WORK TO DO: Check each line of the material below for "Chips". Report how many have it, with no other words.

Data items:
------------------------------------

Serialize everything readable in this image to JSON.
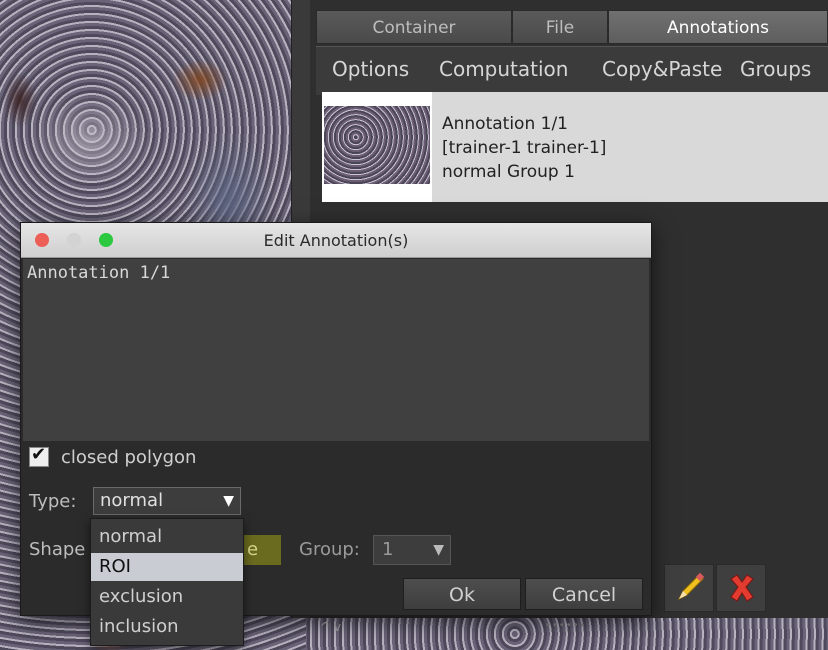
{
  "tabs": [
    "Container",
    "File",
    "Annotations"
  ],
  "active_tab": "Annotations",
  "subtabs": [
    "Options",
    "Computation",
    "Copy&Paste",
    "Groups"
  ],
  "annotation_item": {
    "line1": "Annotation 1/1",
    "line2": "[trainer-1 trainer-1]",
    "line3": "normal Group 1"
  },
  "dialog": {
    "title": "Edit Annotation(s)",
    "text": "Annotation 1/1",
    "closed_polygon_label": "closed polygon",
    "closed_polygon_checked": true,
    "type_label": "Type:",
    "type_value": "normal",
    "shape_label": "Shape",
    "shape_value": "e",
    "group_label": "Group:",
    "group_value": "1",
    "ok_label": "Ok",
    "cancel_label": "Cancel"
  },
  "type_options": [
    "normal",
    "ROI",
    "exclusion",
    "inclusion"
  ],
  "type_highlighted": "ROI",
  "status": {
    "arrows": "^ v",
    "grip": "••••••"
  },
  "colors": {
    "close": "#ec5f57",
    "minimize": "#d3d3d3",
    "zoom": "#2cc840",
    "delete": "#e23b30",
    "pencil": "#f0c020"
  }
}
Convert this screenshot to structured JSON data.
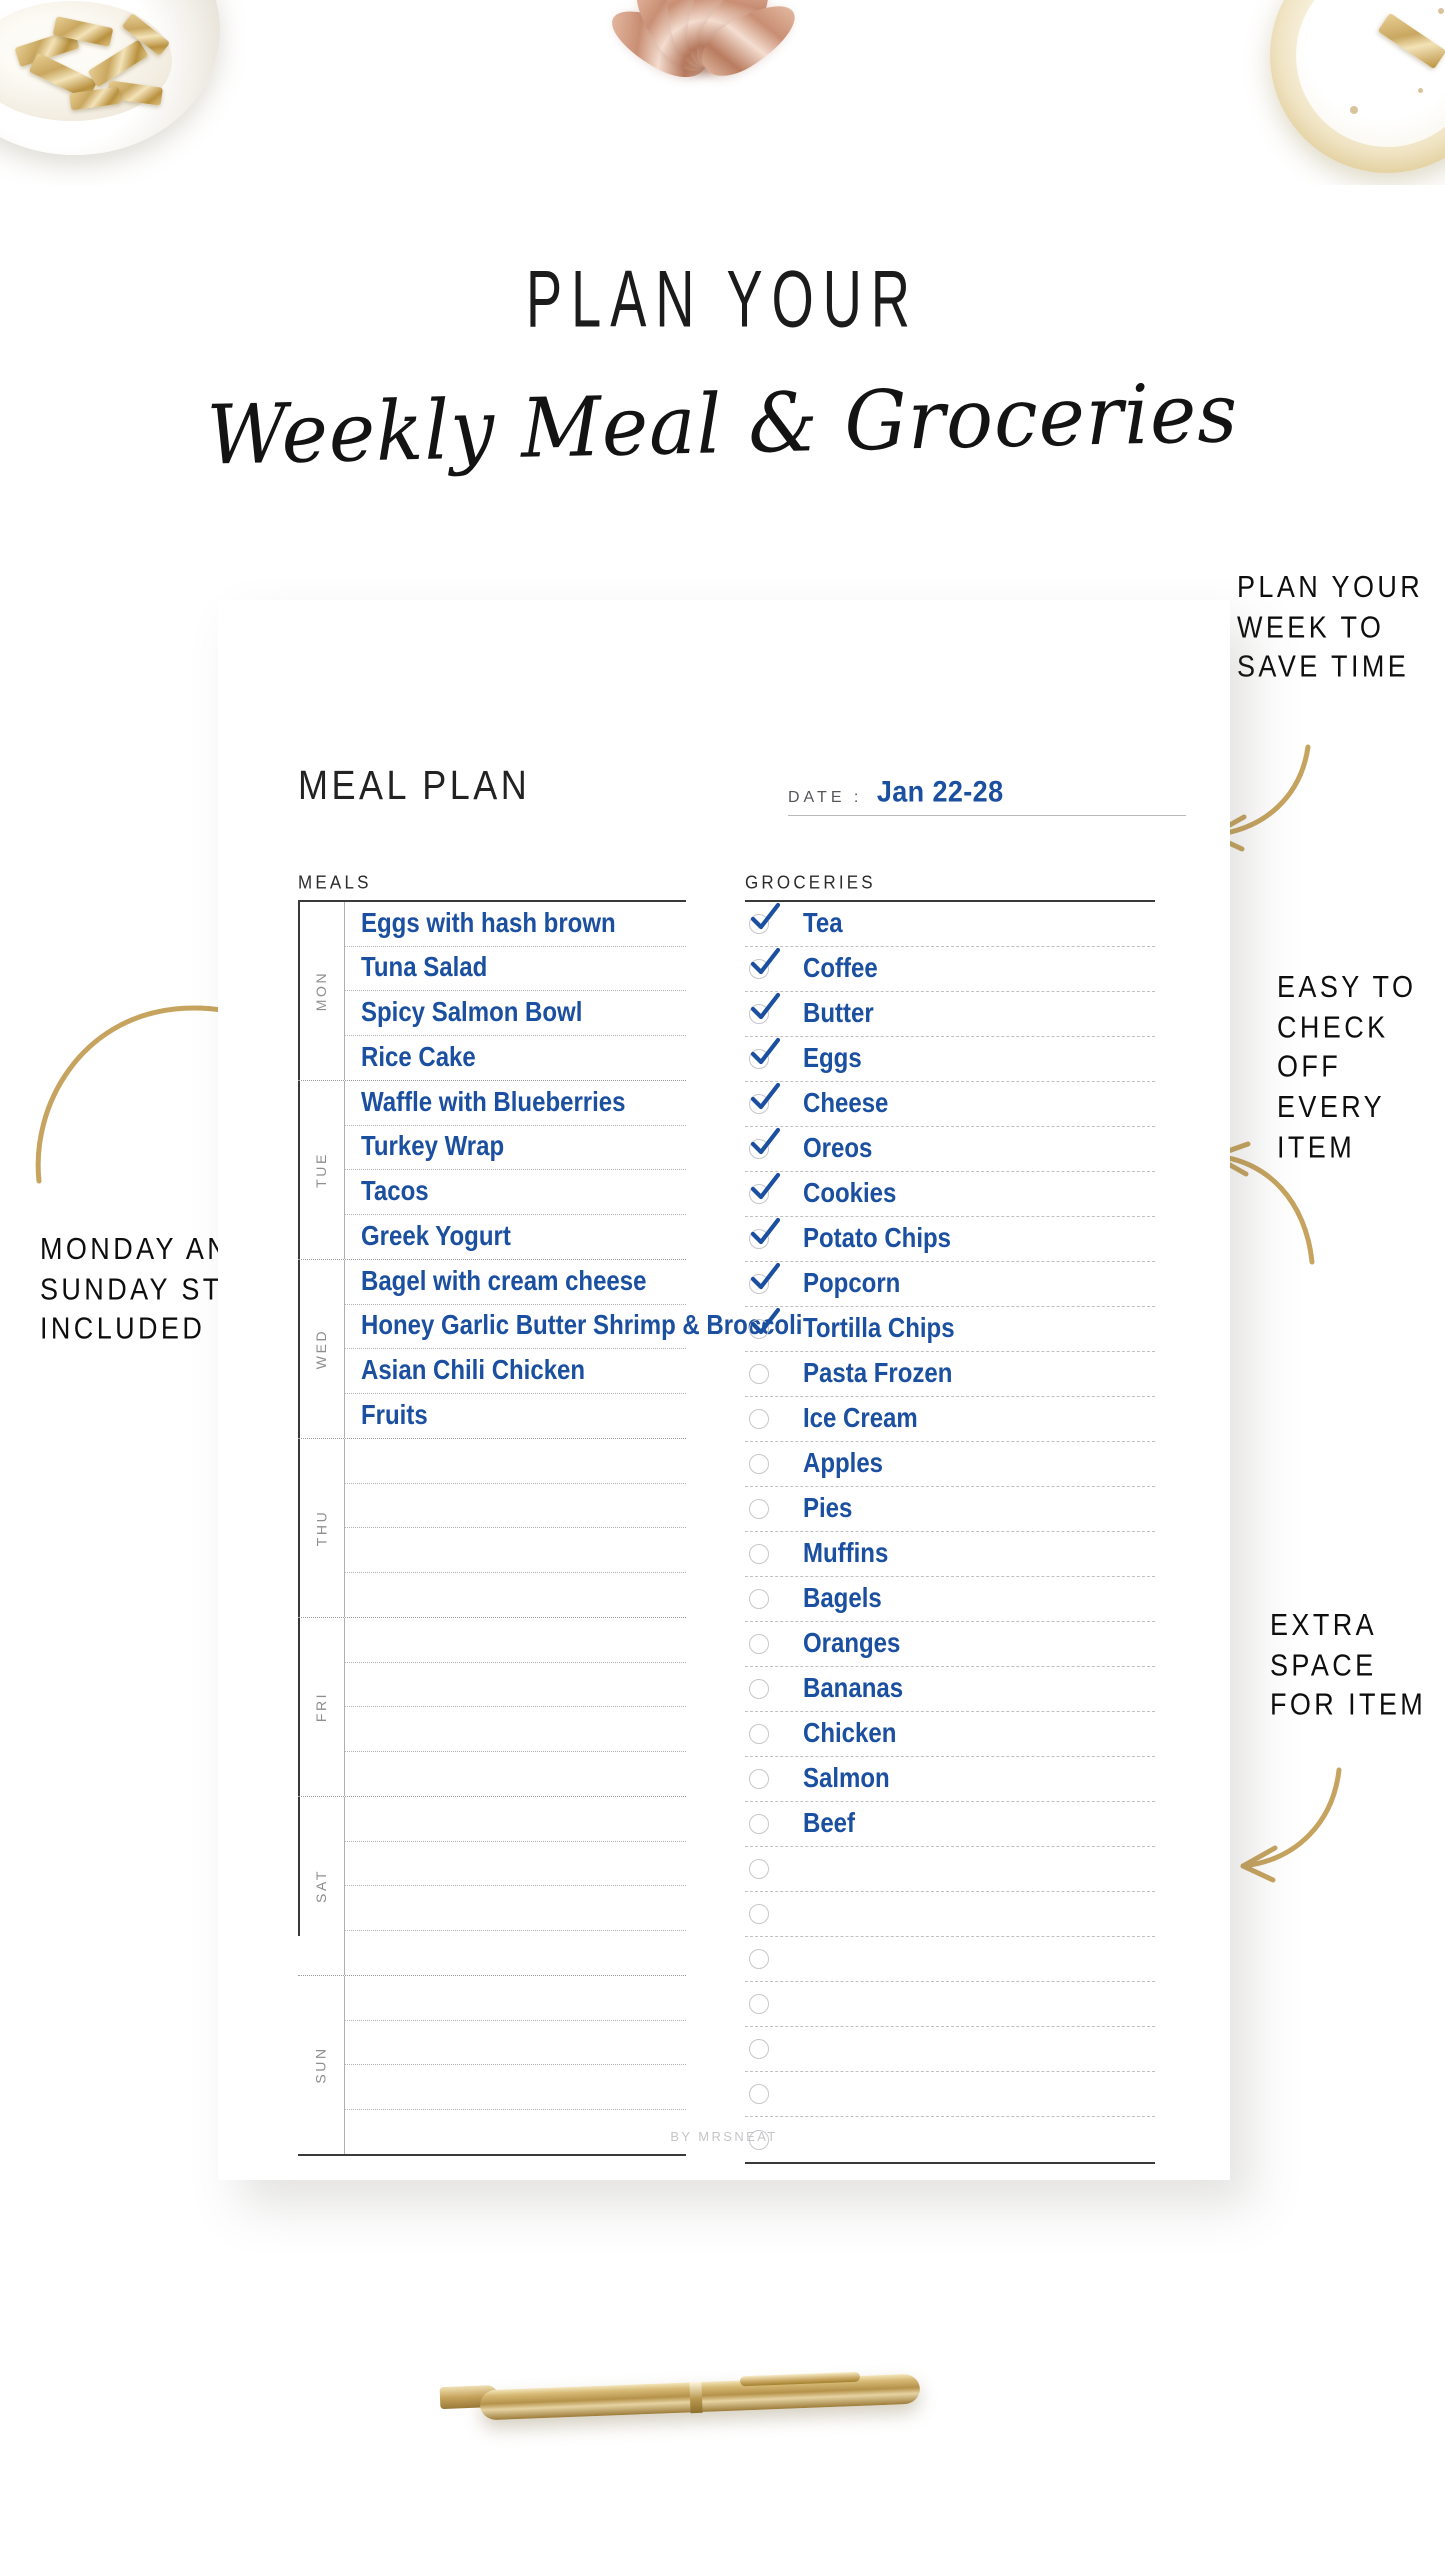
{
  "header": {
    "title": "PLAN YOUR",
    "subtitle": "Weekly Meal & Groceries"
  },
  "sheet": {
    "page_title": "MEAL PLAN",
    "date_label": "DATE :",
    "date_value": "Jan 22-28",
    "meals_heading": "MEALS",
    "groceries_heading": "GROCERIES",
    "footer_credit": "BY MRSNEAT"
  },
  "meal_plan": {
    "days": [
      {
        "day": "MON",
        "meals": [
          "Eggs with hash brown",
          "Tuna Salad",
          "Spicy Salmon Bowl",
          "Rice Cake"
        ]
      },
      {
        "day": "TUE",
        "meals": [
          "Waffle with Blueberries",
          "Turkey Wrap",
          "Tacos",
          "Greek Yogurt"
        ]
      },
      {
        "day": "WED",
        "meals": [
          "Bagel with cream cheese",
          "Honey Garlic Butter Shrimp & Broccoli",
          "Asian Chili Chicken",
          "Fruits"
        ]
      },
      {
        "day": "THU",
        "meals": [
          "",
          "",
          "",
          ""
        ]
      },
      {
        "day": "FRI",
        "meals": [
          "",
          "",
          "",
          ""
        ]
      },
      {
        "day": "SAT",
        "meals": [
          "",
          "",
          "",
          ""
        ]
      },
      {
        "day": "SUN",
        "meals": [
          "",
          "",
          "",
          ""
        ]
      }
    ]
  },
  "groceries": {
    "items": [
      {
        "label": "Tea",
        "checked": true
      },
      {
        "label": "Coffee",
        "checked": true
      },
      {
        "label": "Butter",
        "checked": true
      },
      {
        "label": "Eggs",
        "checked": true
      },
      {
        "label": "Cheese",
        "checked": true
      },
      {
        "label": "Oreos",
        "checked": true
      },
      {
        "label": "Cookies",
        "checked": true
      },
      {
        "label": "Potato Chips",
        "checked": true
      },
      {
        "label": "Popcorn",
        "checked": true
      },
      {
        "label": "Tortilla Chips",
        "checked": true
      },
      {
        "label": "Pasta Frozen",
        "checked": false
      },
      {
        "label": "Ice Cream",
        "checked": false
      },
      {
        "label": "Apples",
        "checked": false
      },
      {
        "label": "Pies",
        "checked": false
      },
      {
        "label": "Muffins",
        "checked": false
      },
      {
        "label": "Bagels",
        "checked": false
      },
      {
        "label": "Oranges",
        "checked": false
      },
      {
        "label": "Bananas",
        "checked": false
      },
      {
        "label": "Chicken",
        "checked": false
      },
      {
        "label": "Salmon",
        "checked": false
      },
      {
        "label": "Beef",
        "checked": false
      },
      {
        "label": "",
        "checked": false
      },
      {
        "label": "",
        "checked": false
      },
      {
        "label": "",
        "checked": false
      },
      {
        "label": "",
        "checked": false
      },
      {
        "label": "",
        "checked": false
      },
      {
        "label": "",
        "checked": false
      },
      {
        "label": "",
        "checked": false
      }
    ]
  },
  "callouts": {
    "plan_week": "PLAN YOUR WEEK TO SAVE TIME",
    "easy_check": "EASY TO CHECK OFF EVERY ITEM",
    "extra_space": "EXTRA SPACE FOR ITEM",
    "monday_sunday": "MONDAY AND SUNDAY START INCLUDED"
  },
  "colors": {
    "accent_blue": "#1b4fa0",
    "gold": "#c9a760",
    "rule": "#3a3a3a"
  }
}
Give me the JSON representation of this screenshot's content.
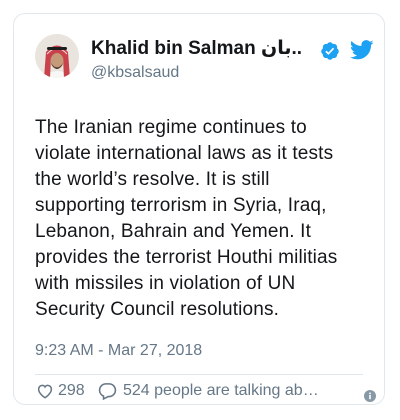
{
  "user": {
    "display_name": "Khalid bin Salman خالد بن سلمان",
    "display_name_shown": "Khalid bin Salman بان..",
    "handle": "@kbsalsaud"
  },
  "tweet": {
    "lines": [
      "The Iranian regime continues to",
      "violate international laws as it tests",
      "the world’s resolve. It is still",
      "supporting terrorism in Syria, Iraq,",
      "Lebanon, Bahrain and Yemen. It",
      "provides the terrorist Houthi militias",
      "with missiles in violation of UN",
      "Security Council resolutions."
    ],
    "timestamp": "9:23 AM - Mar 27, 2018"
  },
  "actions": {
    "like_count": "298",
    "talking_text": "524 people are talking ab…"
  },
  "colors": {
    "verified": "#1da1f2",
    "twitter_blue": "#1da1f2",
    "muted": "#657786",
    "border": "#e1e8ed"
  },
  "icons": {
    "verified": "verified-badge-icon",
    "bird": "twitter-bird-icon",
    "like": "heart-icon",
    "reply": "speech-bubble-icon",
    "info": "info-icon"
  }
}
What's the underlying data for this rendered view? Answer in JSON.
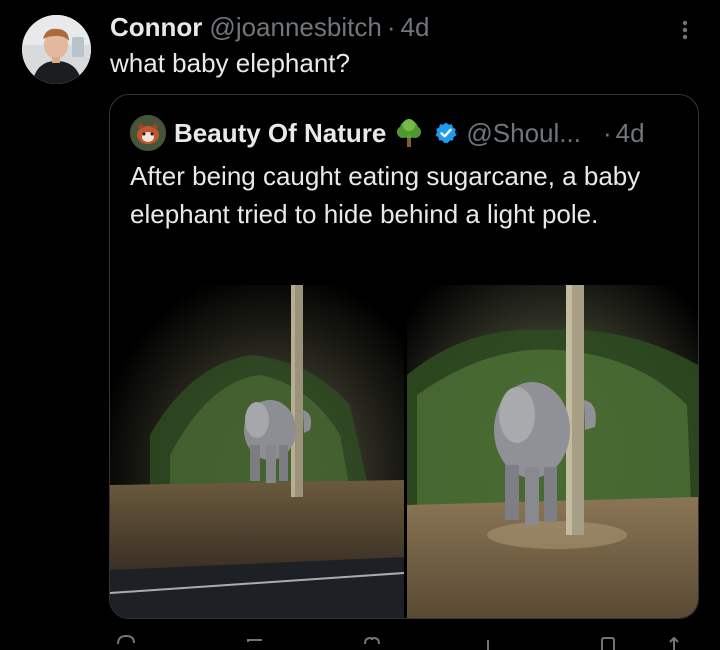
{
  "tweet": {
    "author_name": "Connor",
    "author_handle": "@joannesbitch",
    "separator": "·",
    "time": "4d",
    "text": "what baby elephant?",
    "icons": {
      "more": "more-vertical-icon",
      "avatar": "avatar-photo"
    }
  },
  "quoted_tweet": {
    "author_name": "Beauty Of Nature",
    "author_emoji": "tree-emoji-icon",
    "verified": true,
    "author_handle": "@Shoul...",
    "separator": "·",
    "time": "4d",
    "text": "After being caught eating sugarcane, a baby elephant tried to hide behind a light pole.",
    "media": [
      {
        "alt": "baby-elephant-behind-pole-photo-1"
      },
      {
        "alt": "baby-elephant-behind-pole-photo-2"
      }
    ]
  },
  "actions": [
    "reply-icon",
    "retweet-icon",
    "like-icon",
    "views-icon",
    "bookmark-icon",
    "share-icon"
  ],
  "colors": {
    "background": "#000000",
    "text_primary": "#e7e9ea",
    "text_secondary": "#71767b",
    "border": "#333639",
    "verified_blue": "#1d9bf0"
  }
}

------------------------------------

ANSWER TO THIS TASK: 2